WHAT THE TASK REQUIRES: From the entries below, copy every line where the string "vitals" appears.

INPUT RECORDS:
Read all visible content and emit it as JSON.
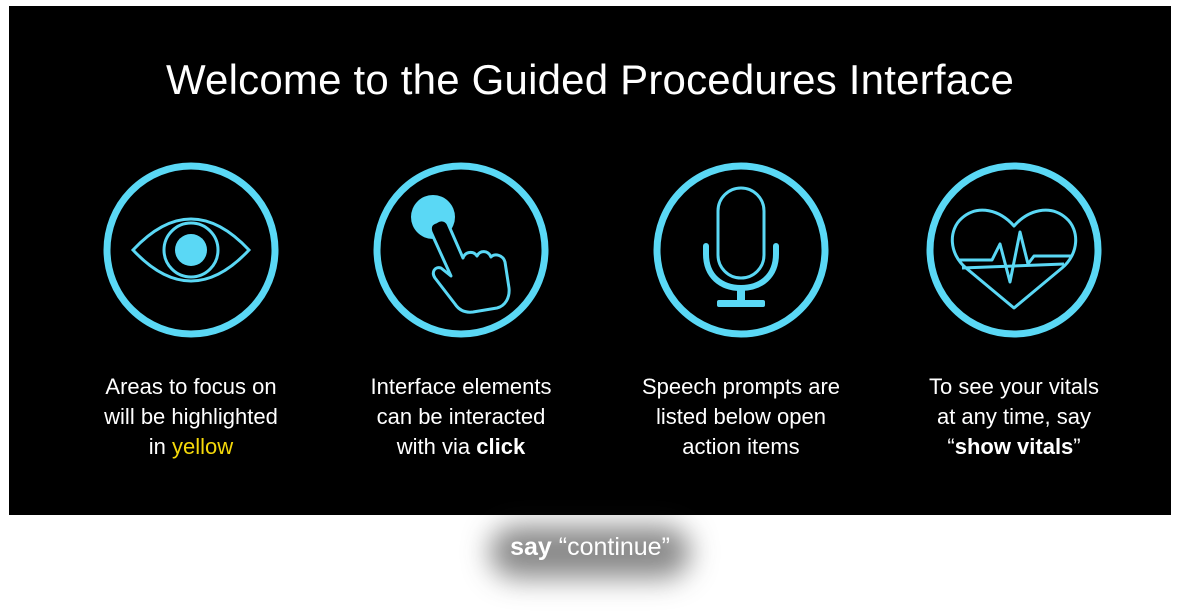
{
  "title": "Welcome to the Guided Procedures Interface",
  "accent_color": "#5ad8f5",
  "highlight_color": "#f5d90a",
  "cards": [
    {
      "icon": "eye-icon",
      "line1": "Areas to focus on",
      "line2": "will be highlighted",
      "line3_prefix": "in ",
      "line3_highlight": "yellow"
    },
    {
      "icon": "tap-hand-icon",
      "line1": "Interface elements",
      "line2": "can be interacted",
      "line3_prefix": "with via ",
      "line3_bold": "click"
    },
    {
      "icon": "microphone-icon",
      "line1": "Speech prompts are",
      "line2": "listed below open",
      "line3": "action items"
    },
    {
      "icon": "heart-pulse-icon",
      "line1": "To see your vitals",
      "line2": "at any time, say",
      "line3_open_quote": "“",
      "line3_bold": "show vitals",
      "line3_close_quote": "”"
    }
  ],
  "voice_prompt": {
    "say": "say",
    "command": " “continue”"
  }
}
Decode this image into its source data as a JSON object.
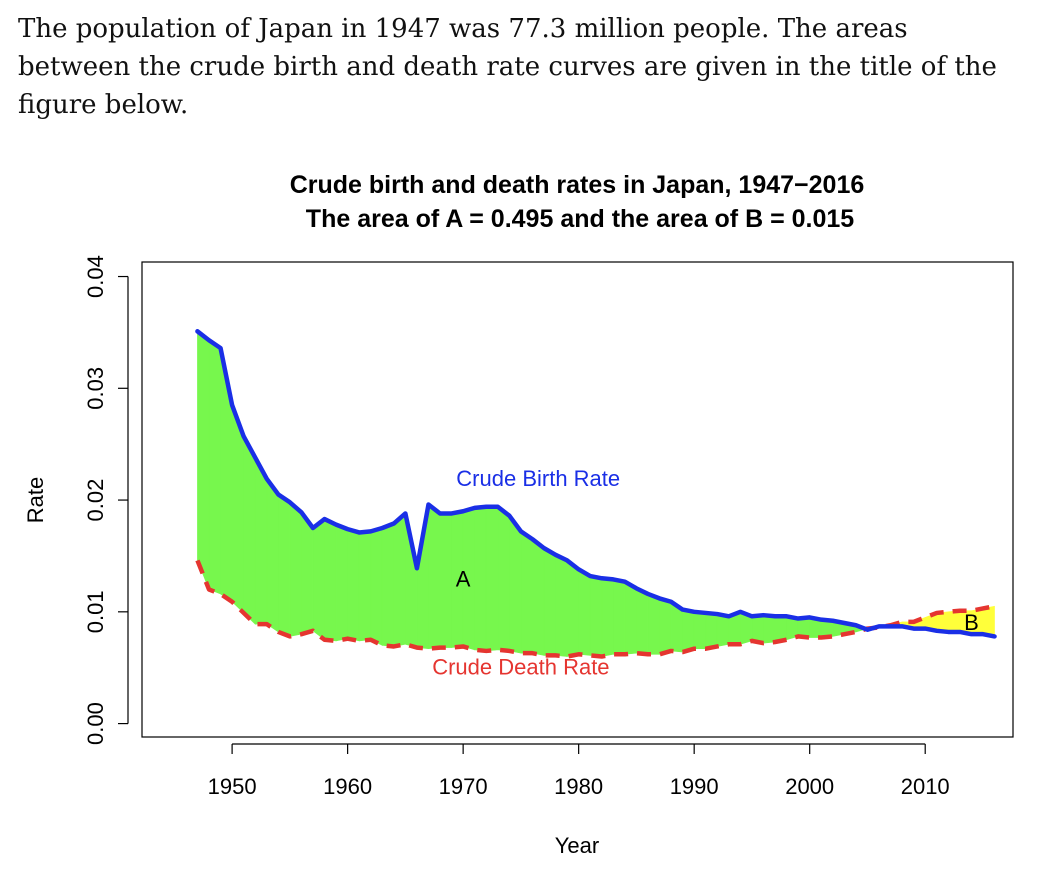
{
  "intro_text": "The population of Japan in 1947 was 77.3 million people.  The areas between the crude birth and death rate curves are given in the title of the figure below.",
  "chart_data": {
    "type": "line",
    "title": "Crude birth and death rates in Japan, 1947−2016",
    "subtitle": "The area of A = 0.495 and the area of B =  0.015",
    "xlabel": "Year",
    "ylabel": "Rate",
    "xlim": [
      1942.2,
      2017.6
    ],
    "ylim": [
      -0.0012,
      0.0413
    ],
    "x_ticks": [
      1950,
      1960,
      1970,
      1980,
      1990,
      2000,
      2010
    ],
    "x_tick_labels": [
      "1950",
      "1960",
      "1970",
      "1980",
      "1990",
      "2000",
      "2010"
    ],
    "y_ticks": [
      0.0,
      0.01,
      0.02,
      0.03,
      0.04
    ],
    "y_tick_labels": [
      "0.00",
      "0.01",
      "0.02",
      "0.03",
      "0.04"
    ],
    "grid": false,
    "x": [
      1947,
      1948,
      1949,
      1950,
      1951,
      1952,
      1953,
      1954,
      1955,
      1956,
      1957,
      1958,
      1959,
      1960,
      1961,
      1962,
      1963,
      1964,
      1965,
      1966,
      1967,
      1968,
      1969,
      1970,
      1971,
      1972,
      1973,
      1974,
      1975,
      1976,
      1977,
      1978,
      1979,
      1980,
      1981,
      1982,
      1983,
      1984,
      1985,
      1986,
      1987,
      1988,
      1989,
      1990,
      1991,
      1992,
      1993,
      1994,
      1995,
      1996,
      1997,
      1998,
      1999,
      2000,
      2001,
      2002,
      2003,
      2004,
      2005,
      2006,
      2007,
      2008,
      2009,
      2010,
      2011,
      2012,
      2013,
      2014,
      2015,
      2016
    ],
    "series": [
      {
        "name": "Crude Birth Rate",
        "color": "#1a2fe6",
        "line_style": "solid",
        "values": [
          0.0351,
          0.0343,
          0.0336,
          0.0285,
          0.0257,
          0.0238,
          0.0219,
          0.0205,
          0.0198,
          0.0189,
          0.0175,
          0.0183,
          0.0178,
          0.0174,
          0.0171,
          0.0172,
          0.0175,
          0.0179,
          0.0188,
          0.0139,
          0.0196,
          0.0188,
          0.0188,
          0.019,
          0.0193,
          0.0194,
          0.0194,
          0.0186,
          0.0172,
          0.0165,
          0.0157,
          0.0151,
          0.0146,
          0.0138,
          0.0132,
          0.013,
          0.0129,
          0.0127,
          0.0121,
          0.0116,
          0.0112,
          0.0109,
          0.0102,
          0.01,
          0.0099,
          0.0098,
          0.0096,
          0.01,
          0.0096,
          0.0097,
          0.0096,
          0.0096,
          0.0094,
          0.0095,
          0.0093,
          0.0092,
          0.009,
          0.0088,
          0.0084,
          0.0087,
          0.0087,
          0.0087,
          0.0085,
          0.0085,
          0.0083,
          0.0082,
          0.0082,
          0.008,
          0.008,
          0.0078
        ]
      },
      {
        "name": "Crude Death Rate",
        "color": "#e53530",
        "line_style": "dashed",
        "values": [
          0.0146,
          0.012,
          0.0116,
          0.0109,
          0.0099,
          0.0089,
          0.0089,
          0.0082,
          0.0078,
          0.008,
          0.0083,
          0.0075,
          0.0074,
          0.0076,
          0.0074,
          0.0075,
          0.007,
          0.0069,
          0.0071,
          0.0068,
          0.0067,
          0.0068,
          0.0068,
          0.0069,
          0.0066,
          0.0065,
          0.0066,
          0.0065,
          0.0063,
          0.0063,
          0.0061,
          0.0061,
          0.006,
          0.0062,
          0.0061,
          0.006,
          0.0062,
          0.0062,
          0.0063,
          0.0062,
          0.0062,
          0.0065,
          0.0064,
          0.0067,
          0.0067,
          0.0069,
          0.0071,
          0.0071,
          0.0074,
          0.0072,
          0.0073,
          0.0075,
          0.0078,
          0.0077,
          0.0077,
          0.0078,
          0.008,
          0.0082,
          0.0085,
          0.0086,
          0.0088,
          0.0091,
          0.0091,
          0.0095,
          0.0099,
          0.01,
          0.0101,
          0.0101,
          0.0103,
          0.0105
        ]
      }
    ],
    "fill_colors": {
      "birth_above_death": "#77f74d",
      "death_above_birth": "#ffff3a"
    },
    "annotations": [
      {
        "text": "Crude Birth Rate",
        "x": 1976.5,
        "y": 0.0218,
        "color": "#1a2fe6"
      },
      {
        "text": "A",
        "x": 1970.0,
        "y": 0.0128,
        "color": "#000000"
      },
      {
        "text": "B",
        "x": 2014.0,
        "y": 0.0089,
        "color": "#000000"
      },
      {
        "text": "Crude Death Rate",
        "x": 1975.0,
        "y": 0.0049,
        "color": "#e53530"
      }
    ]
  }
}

OUTPUT BELOW:
      "line1": "To see your vitals",
      "line3_bold": "show vitals",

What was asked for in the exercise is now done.